#### [TO DO]
Gather from the listing below each line that includes the word "Swadlincote", and copy it.

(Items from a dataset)
━━━━━━━━━━

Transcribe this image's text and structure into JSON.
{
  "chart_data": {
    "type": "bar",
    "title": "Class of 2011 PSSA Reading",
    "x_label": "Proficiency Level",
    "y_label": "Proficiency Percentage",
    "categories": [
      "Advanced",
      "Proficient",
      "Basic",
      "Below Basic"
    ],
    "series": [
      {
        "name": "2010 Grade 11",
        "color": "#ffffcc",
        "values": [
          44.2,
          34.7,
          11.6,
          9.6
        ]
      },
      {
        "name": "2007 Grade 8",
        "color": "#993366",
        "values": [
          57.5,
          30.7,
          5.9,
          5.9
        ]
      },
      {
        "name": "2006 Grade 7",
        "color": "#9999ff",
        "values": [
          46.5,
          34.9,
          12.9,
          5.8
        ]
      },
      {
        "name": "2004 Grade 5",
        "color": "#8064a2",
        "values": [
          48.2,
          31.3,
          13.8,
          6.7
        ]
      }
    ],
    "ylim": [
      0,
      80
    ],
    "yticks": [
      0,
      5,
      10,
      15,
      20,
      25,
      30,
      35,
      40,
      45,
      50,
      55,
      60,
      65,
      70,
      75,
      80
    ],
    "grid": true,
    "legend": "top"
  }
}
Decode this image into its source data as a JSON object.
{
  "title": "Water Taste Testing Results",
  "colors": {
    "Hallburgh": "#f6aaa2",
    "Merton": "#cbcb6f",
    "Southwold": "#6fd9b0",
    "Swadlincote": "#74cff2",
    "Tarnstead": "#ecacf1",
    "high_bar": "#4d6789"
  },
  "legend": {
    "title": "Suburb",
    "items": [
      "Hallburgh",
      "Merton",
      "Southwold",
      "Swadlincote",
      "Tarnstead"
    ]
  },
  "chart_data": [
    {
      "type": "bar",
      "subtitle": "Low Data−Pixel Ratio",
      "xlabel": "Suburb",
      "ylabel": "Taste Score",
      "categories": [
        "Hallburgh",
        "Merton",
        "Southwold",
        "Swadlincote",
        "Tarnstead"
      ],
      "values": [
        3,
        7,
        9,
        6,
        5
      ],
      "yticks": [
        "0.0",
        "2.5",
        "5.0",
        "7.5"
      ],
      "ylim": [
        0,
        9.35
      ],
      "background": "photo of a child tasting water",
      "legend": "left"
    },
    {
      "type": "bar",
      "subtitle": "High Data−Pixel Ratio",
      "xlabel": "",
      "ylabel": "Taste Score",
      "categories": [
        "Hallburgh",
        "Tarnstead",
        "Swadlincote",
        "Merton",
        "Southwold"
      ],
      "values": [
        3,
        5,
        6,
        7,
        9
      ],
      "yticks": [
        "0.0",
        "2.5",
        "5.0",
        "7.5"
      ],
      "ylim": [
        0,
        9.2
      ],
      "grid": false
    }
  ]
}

━━━━━━━━━━

#### [TASK RESULT]
    "Swadlincote": "#74cff2",
      "Swadlincote",
        "Swadlincote",
        "Swadlincote",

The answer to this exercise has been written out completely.